WORK INSTRUCTIONS -
Go through the data below. Pull out every line that has the word "Restore".

Some records -
════════════════
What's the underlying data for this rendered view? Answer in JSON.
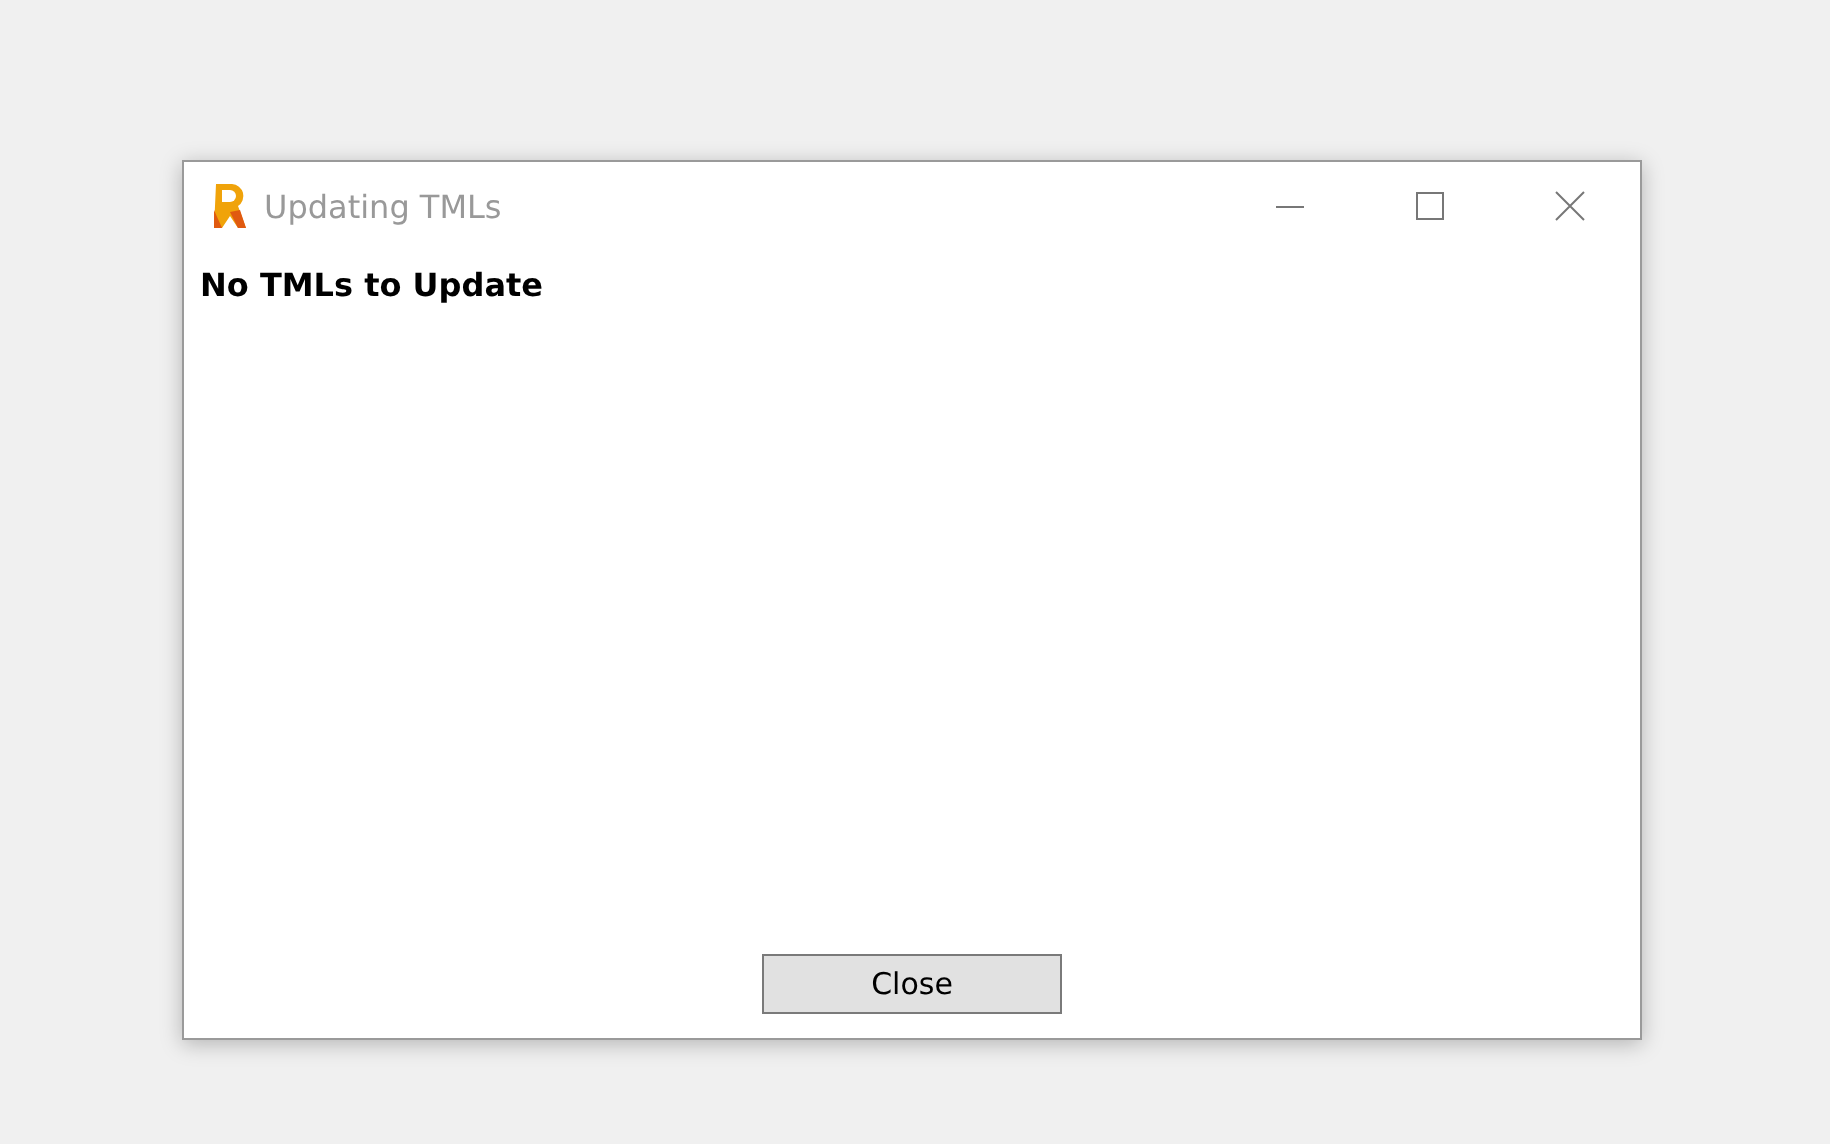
{
  "window": {
    "title": "Updating TMLs"
  },
  "message": "No TMLs to Update",
  "buttons": [
    "Close"
  ]
}
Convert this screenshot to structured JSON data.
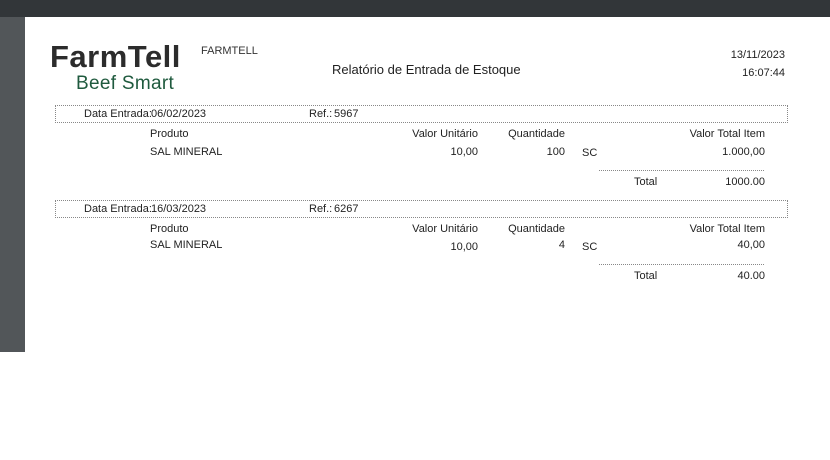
{
  "header": {
    "logo_main": "FarmTell",
    "logo_sub": "Beef Smart",
    "company": "FARMTELL",
    "title": "Relatório de Entrada de Estoque",
    "date": "13/11/2023",
    "time": "16:07:44"
  },
  "labels": {
    "data_entrada": "Data Entrada:",
    "ref": "Ref.:",
    "produto": "Produto",
    "valor_unitario": "Valor Unitário",
    "quantidade": "Quantidade",
    "valor_total_item": "Valor Total Item",
    "total": "Total"
  },
  "entries": [
    {
      "date": "06/02/2023",
      "ref": "5967",
      "product": "SAL MINERAL",
      "unit_value": "10,00",
      "quantity": "100",
      "unit": "SC",
      "item_total": "1.000,00",
      "total": "1000.00"
    },
    {
      "date": "16/03/2023",
      "ref": "6267",
      "product": "SAL MINERAL",
      "unit_value": "10,00",
      "quantity": "4",
      "unit": "SC",
      "item_total": "40,00",
      "total": "40.00"
    }
  ]
}
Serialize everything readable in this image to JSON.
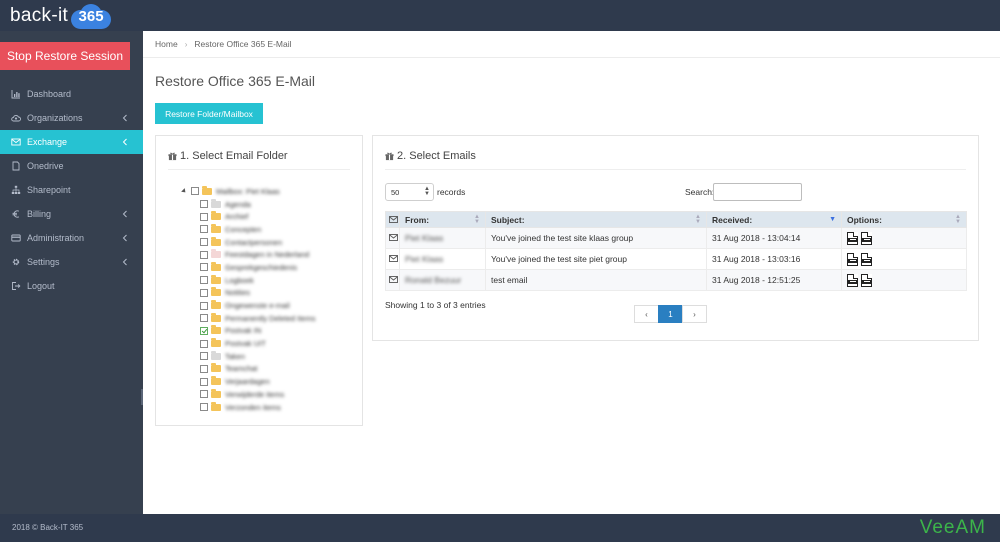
{
  "app": {
    "logo_text": "back-it",
    "logo_badge": "365"
  },
  "sidebar": {
    "stop_label": "Stop Restore Session",
    "items": [
      {
        "label": "Dashboard",
        "icon": "chart-icon",
        "active": false,
        "has_chevron": false
      },
      {
        "label": "Organizations",
        "icon": "cloud-upload-icon",
        "active": false,
        "has_chevron": true
      },
      {
        "label": "Exchange",
        "icon": "envelope-icon",
        "active": true,
        "has_chevron": true
      },
      {
        "label": "Onedrive",
        "icon": "document-icon",
        "active": false,
        "has_chevron": false
      },
      {
        "label": "Sharepoint",
        "icon": "sitemap-icon",
        "active": false,
        "has_chevron": false
      },
      {
        "label": "Billing",
        "icon": "euro-icon",
        "active": false,
        "has_chevron": true
      },
      {
        "label": "Administration",
        "icon": "credit-card-icon",
        "active": false,
        "has_chevron": true
      },
      {
        "label": "Settings",
        "icon": "gear-icon",
        "active": false,
        "has_chevron": true
      },
      {
        "label": "Logout",
        "icon": "logout-icon",
        "active": false,
        "has_chevron": false
      }
    ]
  },
  "breadcrumb": {
    "home": "Home",
    "separator": "›",
    "current": "Restore Office 365 E-Mail"
  },
  "page": {
    "title": "Restore Office 365 E-Mail",
    "restore_button": "Restore Folder/Mailbox"
  },
  "folder_panel": {
    "heading": "1. Select Email Folder",
    "root": "Mailbox: Piet Klaas",
    "folders": [
      {
        "label": "Agenda",
        "color": "gray",
        "checked": false
      },
      {
        "label": "Archief",
        "color": "yellow",
        "checked": false
      },
      {
        "label": "Concepten",
        "color": "yellow",
        "checked": false
      },
      {
        "label": "Contactpersonen",
        "color": "yellow",
        "checked": false
      },
      {
        "label": "Feestdagen in Nederland",
        "color": "pink",
        "checked": false
      },
      {
        "label": "Gesprekgeschiedenis",
        "color": "yellow",
        "checked": false
      },
      {
        "label": "Logboek",
        "color": "yellow",
        "checked": false
      },
      {
        "label": "Notities",
        "color": "yellow",
        "checked": false
      },
      {
        "label": "Ongewenste e-mail",
        "color": "yellow",
        "checked": false
      },
      {
        "label": "Permanently Deleted Items",
        "color": "yellow",
        "checked": false
      },
      {
        "label": "Postvak IN",
        "color": "yellow",
        "checked": true
      },
      {
        "label": "Postvak UIT",
        "color": "yellow",
        "checked": false
      },
      {
        "label": "Taken",
        "color": "gray",
        "checked": false
      },
      {
        "label": "Teamchat",
        "color": "yellow",
        "checked": false
      },
      {
        "label": "Verjaardagen",
        "color": "yellow",
        "checked": false
      },
      {
        "label": "Verwijderde items",
        "color": "yellow",
        "checked": false
      },
      {
        "label": "Verzonden items",
        "color": "yellow",
        "checked": false
      }
    ]
  },
  "emails_panel": {
    "heading": "2. Select Emails",
    "length_value": "50",
    "records_label": "records",
    "search_label": "Search:",
    "search_value": "",
    "columns": {
      "from": "From:",
      "subject": "Subject:",
      "received": "Received:",
      "options": "Options:"
    },
    "rows": [
      {
        "from": "Piet Klaas",
        "subject": "You've joined the test site klaas group",
        "received": "31 Aug 2018 - 13:04:14"
      },
      {
        "from": "Piet Klaas",
        "subject": "You've joined the test site piet group",
        "received": "31 Aug 2018 - 13:03:16"
      },
      {
        "from": "Ronald Bezuur",
        "subject": "test email",
        "received": "31 Aug 2018 - 12:51:25"
      }
    ],
    "showing": "Showing 1 to 3 of 3 entries",
    "pager": {
      "prev": "‹",
      "page": "1",
      "next": "›"
    }
  },
  "footer": {
    "copyright": "2018 © Back-IT 365",
    "brand": "VeeAM"
  },
  "colors": {
    "accent": "#26c2d2",
    "danger": "#e8505b",
    "sidebar": "#36404f",
    "topbar": "#2f3a4d",
    "page_active": "#2a7fc1",
    "veeam": "#3cb54a"
  }
}
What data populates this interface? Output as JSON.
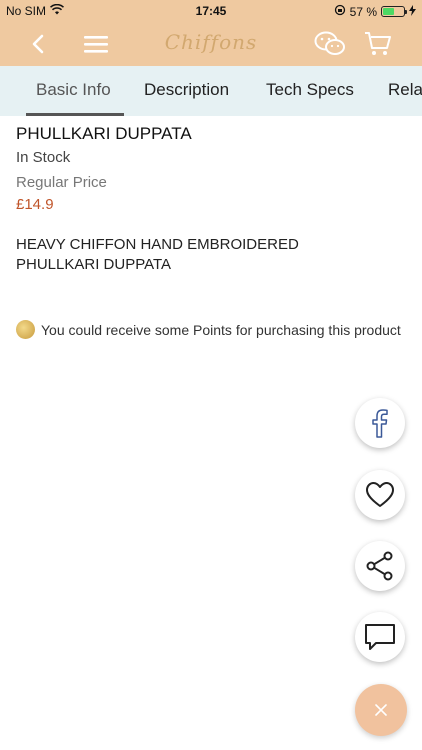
{
  "status": {
    "carrier": "No SIM",
    "time": "17:45",
    "battery_percent": "57 %",
    "battery_level": 0.57
  },
  "navbar": {
    "logo_text": "Chiffons",
    "icons": [
      "back-icon",
      "menu-icon",
      "wechat-icon",
      "cart-icon"
    ]
  },
  "tabs": [
    {
      "label": "Basic Info",
      "active": true
    },
    {
      "label": "Description",
      "active": false
    },
    {
      "label": "Tech Specs",
      "active": false
    },
    {
      "label": "Rela",
      "active": false
    }
  ],
  "product": {
    "name": "PHULLKARI DUPPATA",
    "stock": "In Stock",
    "regular_price_label": "Regular Price",
    "price": "£14.9",
    "description_line1": "HEAVY CHIFFON HAND EMBROIDERED",
    "description_line2": "PHULLKARI DUPPATA"
  },
  "points": {
    "text": "You could receive some Points for purchasing this product"
  },
  "fabs": [
    "facebook-icon",
    "heart-icon",
    "share-icon",
    "comment-icon",
    "close-icon"
  ],
  "colors": {
    "header_bg": "#efc9a0",
    "tab_bg": "#e6f1f3",
    "price": "#c0552a",
    "fab_main": "#f1c29e"
  }
}
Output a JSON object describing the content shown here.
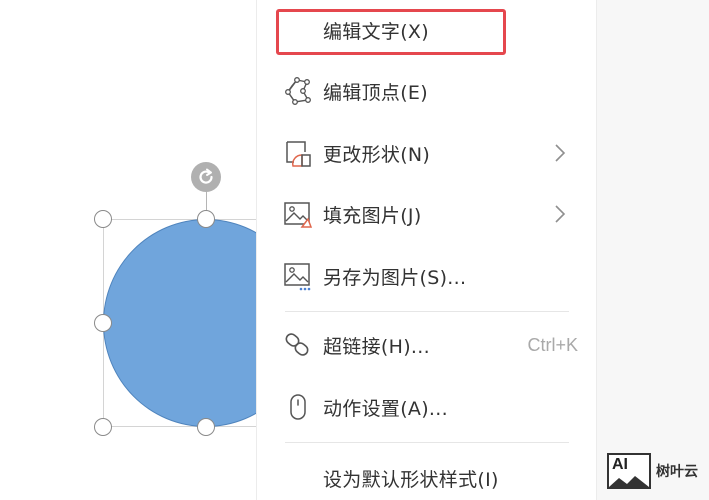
{
  "menu": {
    "items": [
      {
        "label": "编辑文字(X)",
        "icon": "none"
      },
      {
        "label": "编辑顶点(E)",
        "icon": "edit-points-icon"
      },
      {
        "label": "更改形状(N)",
        "icon": "change-shape-icon",
        "submenu": true
      },
      {
        "label": "填充图片(J)",
        "icon": "fill-picture-icon",
        "submenu": true
      },
      {
        "label": "另存为图片(S)...",
        "icon": "save-as-picture-icon"
      },
      {
        "label": "超链接(H)...",
        "icon": "hyperlink-icon",
        "shortcut": "Ctrl+K"
      },
      {
        "label": "动作设置(A)...",
        "icon": "mouse-icon"
      },
      {
        "label": "设为默认形状样式(I)",
        "icon": "none"
      }
    ]
  },
  "shape": {
    "fill_color": "#70a5dc",
    "border_color": "#4f84bd"
  },
  "highlight_color": "#e5474e",
  "watermark": {
    "logo": "AI",
    "text": "树叶云"
  }
}
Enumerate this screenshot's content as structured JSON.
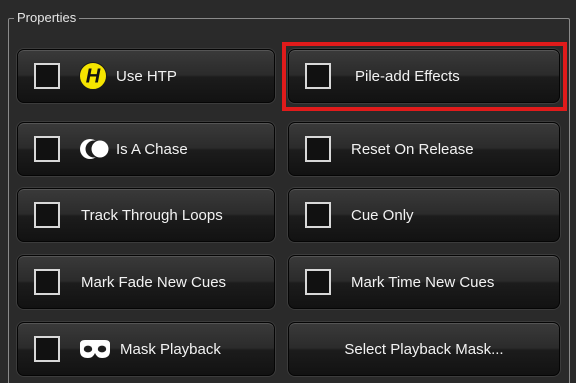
{
  "group": {
    "title": "Properties"
  },
  "buttons": {
    "use_htp": {
      "label": "Use HTP",
      "icon": "htp-icon"
    },
    "pile_add_effects": {
      "label": "Pile-add Effects"
    },
    "is_a_chase": {
      "label": "Is A Chase",
      "icon": "chase-icon"
    },
    "reset_on_release": {
      "label": "Reset On Release"
    },
    "track_through_loops": {
      "label": "Track Through Loops"
    },
    "cue_only": {
      "label": "Cue Only"
    },
    "mark_fade_new_cues": {
      "label": "Mark Fade New Cues"
    },
    "mark_time_new_cues": {
      "label": "Mark Time New Cues"
    },
    "mask_playback": {
      "label": "Mask Playback",
      "icon": "mask-icon"
    },
    "select_playback_mask": {
      "label": "Select Playback Mask..."
    }
  },
  "colors": {
    "highlight": "#e01b1b",
    "htp_icon": "#f5e400"
  }
}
════════════════
SOLUTION TO THIS EXERCISE -
    "stop_label": "Stop Restore Session",
    "current": "Restore Office 365 E-Mail"
    "title": "Restore Office 365 E-Mail",
    "restore_button": "Restore Folder/Mailbox"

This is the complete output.